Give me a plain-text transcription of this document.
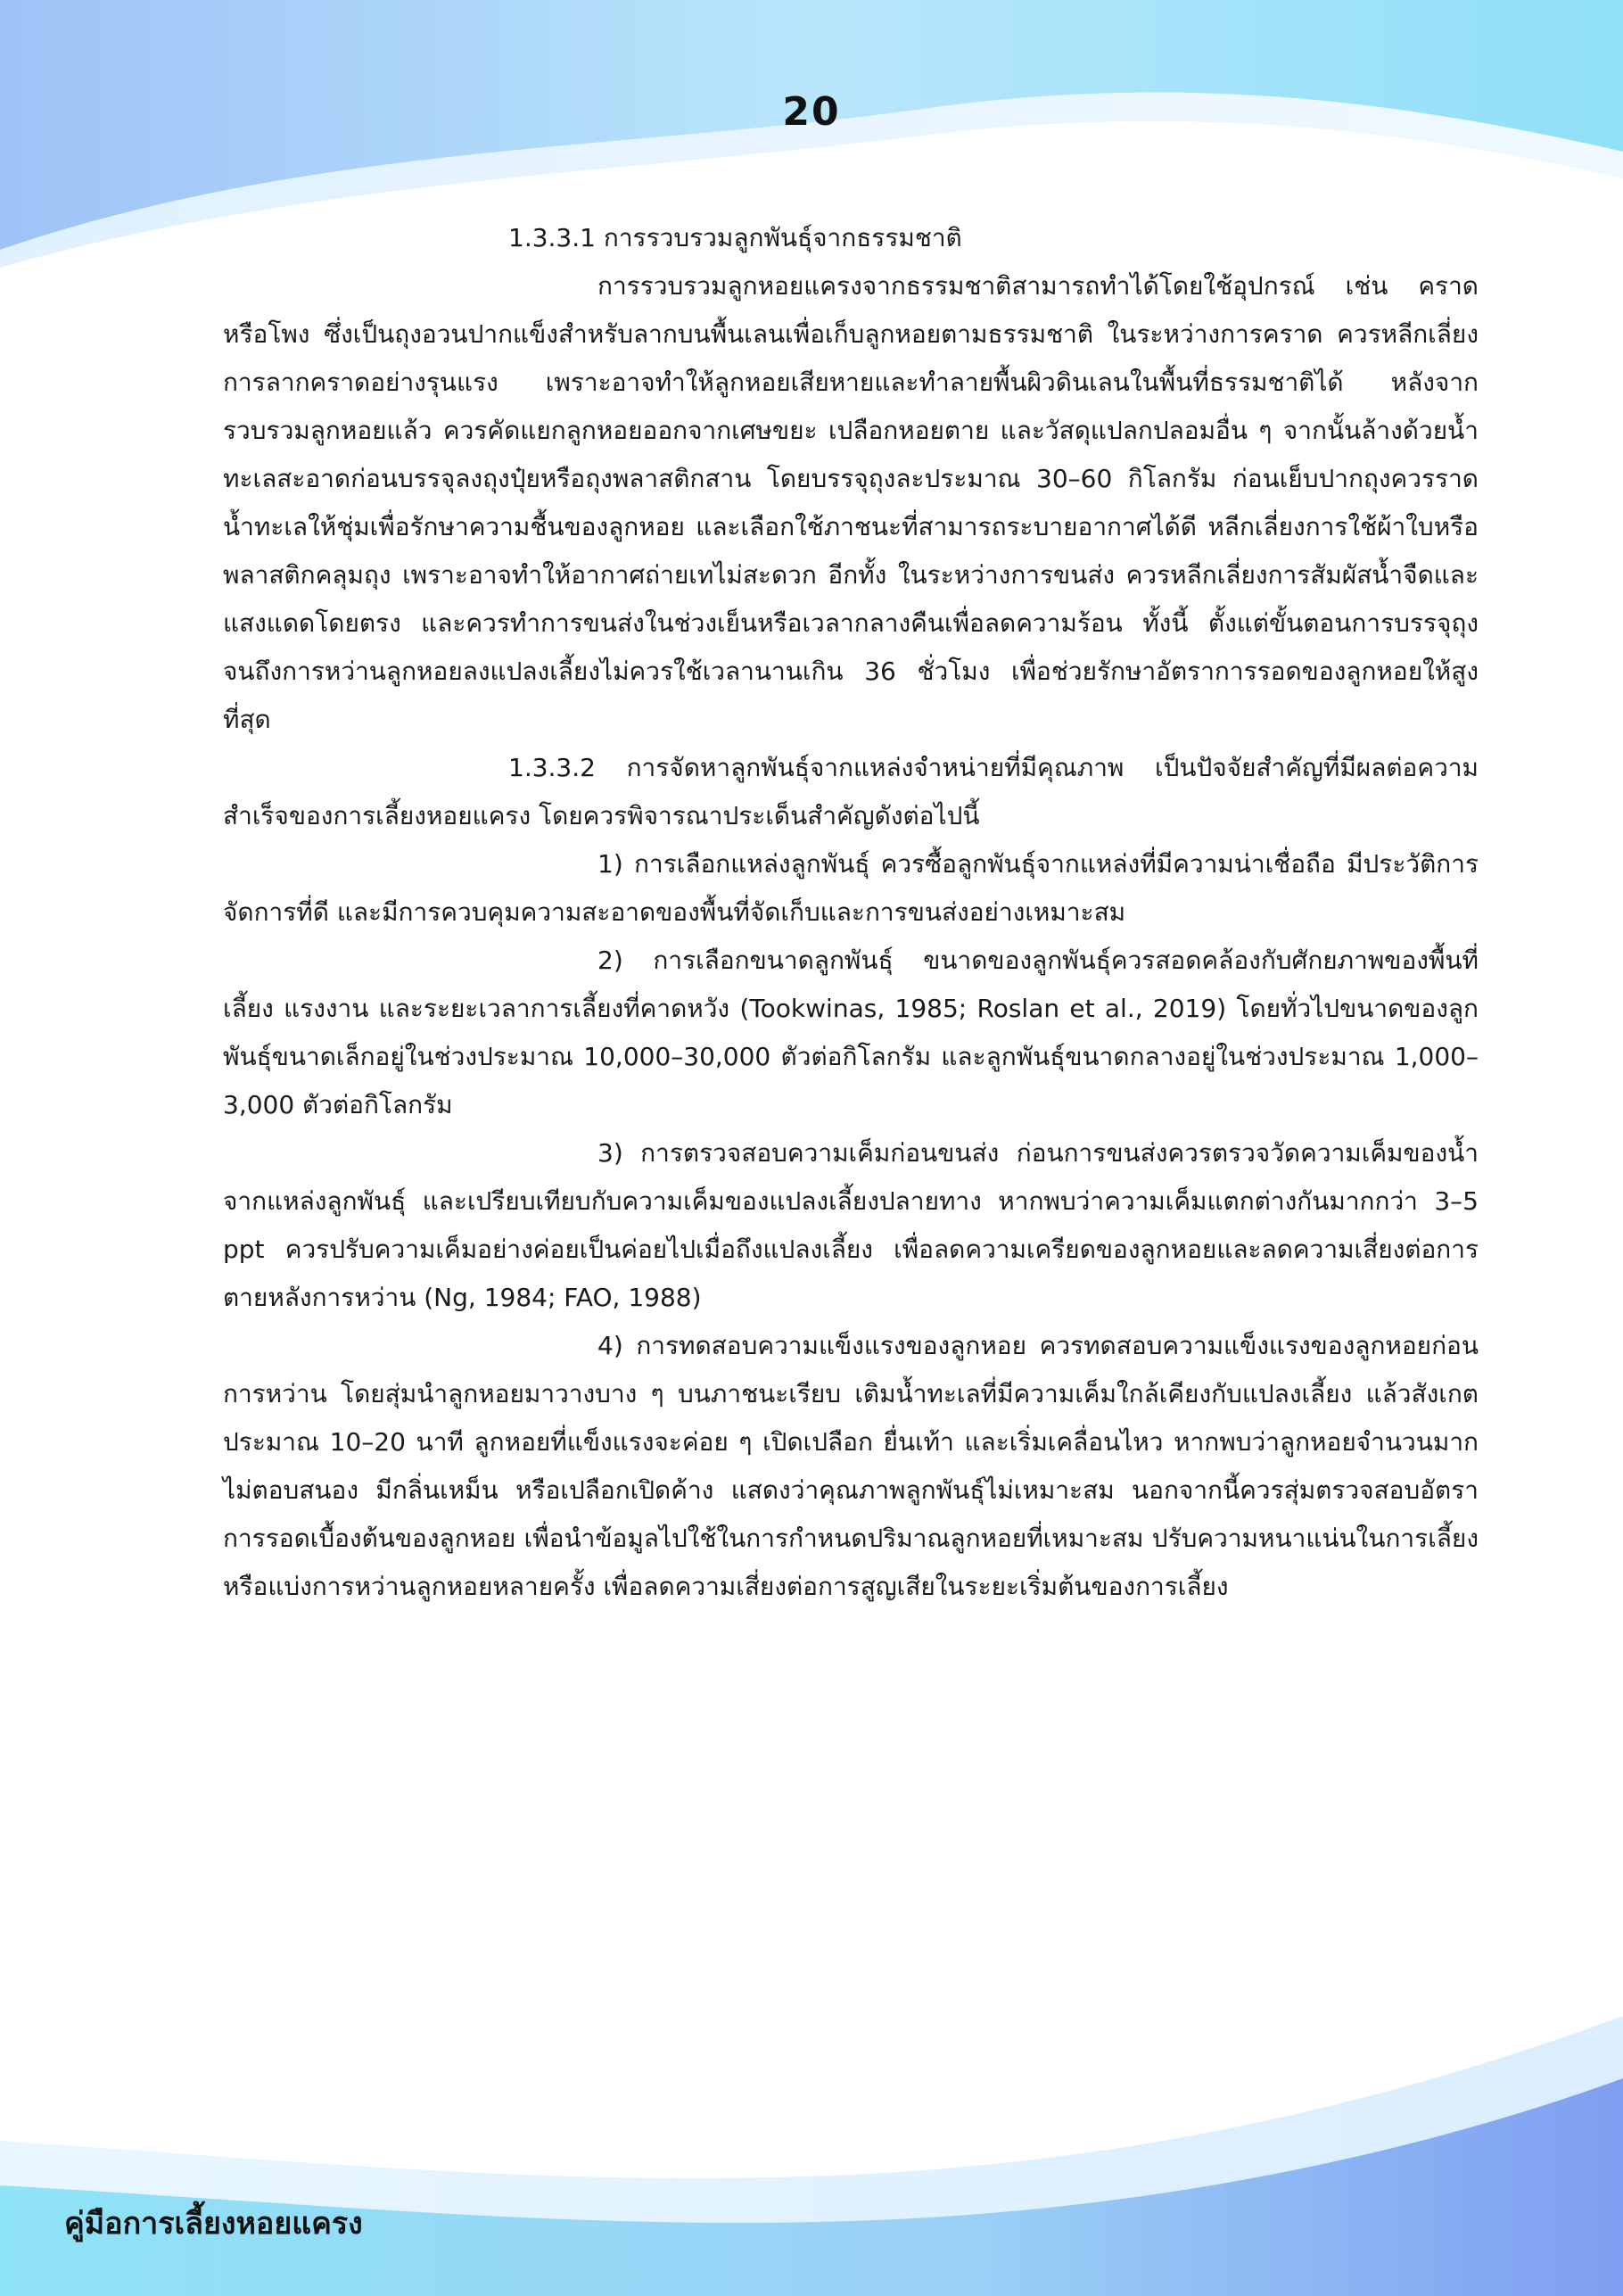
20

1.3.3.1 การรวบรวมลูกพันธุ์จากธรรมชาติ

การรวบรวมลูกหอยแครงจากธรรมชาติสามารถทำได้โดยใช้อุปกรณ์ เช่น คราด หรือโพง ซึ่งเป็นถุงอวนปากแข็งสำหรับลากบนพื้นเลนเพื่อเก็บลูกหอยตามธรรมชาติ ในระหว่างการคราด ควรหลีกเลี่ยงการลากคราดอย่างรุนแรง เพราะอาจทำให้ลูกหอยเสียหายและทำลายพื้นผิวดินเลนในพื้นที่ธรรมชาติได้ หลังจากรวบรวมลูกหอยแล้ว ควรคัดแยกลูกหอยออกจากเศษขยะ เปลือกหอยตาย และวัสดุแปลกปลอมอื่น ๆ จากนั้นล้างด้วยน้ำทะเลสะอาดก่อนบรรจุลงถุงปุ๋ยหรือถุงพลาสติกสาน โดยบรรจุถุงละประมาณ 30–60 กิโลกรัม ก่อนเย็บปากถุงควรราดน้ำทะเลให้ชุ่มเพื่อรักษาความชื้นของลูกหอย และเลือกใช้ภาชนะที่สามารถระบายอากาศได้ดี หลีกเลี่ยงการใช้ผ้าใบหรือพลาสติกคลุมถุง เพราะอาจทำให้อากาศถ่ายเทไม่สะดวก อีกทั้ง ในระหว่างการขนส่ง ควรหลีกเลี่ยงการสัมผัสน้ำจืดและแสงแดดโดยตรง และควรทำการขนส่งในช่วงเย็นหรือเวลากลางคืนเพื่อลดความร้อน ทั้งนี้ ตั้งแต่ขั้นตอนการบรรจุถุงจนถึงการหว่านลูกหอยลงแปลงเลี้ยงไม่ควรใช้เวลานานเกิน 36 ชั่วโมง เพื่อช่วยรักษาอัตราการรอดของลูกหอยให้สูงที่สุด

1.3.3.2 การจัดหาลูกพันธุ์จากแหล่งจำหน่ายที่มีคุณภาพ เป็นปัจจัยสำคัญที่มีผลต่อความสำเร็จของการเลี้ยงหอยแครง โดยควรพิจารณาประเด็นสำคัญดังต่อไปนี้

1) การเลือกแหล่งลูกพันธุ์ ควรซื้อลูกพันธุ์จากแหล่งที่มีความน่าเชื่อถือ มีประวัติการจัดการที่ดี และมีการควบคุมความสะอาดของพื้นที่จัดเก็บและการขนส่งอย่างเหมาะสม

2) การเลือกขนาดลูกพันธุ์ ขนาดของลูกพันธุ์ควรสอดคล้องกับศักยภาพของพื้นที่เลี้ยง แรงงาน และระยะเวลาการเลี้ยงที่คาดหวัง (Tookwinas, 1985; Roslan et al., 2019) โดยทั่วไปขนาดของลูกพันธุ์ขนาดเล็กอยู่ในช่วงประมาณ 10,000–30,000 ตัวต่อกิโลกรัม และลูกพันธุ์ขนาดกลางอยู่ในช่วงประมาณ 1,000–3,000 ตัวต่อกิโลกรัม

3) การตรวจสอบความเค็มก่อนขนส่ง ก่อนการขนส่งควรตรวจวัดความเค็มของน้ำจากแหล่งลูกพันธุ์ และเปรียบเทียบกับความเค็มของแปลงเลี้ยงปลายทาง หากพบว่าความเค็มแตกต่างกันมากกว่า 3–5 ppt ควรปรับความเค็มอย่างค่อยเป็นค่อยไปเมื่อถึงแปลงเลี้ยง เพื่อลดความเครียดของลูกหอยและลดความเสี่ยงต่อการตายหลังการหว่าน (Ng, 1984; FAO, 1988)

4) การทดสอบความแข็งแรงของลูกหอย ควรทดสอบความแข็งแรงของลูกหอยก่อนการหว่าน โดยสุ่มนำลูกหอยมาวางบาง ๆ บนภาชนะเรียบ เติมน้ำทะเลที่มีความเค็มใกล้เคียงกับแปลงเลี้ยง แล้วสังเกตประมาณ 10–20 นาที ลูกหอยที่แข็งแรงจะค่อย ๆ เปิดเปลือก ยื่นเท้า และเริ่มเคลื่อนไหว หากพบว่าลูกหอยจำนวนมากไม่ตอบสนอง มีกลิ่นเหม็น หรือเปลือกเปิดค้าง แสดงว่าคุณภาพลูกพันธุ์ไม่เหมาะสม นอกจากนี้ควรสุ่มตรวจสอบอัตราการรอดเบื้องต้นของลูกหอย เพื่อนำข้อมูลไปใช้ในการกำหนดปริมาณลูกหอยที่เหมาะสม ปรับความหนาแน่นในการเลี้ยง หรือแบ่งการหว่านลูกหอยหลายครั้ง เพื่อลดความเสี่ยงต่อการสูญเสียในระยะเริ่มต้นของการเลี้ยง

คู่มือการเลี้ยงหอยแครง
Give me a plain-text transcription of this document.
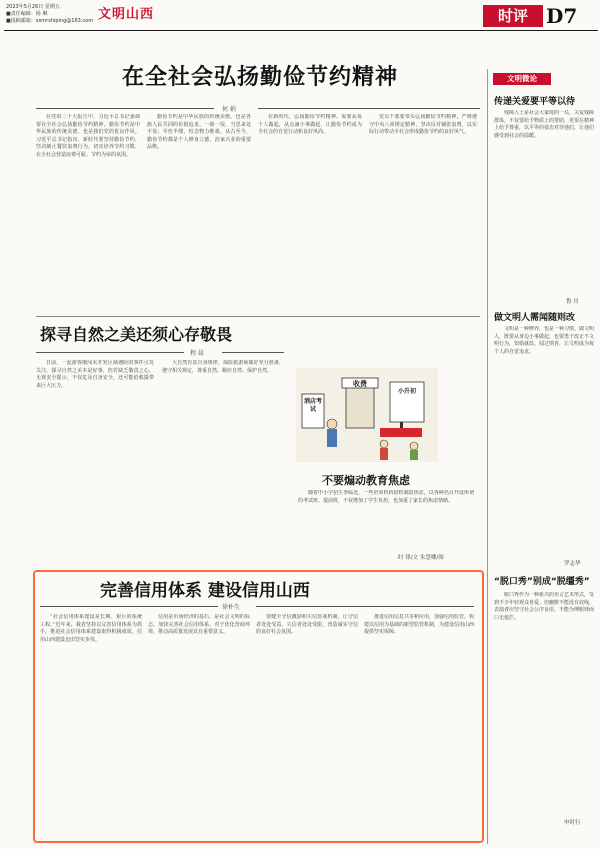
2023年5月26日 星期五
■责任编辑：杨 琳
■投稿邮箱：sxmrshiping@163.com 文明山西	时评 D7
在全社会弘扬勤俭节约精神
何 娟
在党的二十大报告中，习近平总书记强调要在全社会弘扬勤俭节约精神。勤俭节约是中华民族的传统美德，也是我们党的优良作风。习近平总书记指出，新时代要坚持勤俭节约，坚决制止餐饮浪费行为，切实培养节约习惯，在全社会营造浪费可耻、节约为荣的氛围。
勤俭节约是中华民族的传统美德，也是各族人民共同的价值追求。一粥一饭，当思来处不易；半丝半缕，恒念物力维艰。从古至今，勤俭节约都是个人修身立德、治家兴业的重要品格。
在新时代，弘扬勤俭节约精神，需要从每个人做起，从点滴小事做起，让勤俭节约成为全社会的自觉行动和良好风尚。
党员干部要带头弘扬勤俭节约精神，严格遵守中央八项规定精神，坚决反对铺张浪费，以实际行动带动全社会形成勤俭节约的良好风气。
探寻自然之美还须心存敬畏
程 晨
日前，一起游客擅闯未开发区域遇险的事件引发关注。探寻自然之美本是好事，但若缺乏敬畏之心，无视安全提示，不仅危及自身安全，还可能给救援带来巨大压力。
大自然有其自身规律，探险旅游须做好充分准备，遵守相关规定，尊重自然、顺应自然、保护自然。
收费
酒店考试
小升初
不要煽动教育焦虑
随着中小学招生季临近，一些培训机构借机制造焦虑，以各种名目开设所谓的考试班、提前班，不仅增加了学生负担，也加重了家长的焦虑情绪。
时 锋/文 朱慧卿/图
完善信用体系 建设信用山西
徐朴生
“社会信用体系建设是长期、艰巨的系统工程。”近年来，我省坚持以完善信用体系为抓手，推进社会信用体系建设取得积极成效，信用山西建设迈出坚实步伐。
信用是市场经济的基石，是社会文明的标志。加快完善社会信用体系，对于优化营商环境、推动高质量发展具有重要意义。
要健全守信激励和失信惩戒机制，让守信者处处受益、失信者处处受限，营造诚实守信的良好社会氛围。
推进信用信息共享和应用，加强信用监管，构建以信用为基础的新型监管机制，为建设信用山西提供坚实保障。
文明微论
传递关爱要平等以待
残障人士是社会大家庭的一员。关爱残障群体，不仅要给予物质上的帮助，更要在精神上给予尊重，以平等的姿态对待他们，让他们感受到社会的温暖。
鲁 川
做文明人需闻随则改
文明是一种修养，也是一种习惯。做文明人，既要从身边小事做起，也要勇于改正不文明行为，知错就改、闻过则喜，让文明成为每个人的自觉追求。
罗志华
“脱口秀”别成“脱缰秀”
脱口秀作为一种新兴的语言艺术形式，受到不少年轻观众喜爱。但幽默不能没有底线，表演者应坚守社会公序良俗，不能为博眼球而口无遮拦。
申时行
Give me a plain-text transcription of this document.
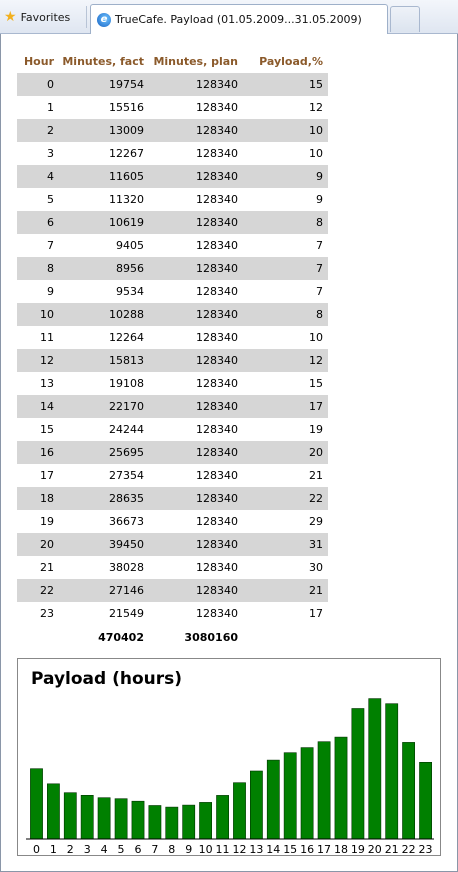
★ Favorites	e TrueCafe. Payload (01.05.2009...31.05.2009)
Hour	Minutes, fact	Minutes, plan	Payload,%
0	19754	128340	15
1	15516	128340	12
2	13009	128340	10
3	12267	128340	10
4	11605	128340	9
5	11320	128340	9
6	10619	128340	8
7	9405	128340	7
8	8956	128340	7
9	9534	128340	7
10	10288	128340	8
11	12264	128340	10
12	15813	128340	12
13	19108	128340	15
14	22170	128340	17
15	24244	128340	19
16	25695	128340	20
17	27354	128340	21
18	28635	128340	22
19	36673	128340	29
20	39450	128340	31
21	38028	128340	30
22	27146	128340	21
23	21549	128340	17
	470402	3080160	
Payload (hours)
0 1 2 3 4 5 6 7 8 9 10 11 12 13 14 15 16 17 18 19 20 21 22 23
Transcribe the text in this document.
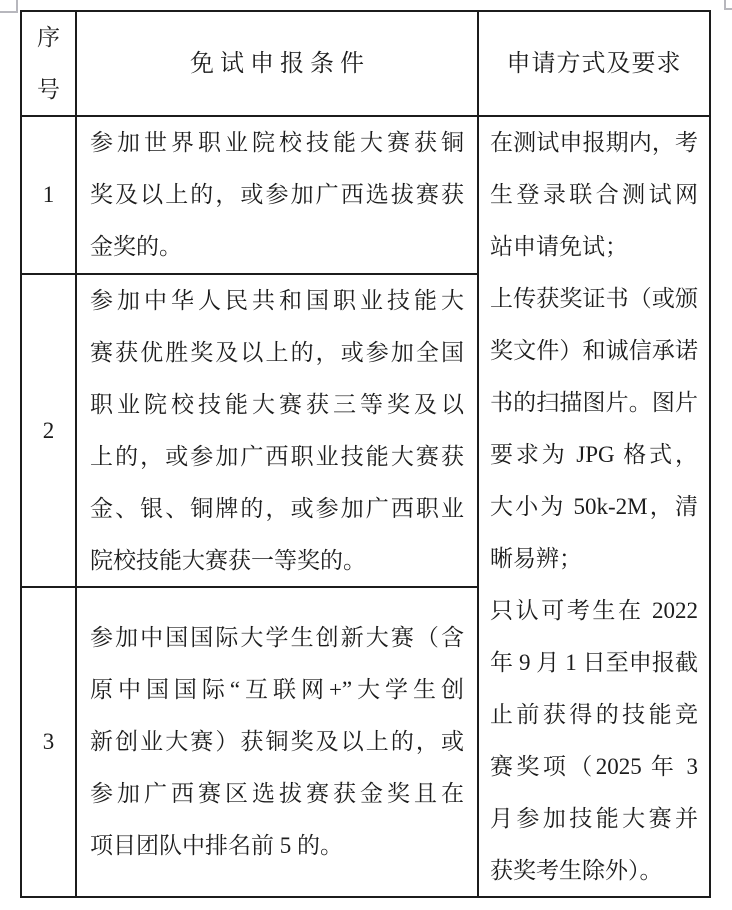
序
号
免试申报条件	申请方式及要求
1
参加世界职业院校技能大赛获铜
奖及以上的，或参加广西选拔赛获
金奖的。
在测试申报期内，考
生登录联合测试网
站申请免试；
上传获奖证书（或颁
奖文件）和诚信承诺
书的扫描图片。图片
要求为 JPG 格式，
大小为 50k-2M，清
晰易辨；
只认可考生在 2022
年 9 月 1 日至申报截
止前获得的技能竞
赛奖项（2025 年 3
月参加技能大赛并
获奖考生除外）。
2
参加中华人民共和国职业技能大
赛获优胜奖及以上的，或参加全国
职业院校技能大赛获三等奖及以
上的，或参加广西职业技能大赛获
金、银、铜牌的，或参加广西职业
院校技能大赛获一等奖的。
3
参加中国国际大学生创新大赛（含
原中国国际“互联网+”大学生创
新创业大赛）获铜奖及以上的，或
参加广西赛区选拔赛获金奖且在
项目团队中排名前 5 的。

※ ※ ※

§ Aim:
Reproduce exactly, and only, the lines from the one containing "Transcribe the text in this document." through the last line of the records above, both included, leaving out any pictures.

§ Task answer:
Transcribe the text in this document.
序
号
免试申报条件	申请方式及要求
1
参加世界职业院校技能大赛获铜
奖及以上的，或参加广西选拔赛获
金奖的。
在测试申报期内，考
生登录联合测试网
站申请免试；
上传获奖证书（或颁
奖文件）和诚信承诺
书的扫描图片。图片
要求为 JPG 格式，
大小为 50k-2M，清
晰易辨；
只认可考生在 2022
年 9 月 1 日至申报截
止前获得的技能竞
赛奖项（2025 年 3
月参加技能大赛并
获奖考生除外）。
2
参加中华人民共和国职业技能大
赛获优胜奖及以上的，或参加全国
职业院校技能大赛获三等奖及以
上的，或参加广西职业技能大赛获
金、银、铜牌的，或参加广西职业
院校技能大赛获一等奖的。
3
参加中国国际大学生创新大赛（含
原中国国际“互联网+”大学生创
新创业大赛）获铜奖及以上的，或
参加广西赛区选拔赛获金奖且在
项目团队中排名前 5 的。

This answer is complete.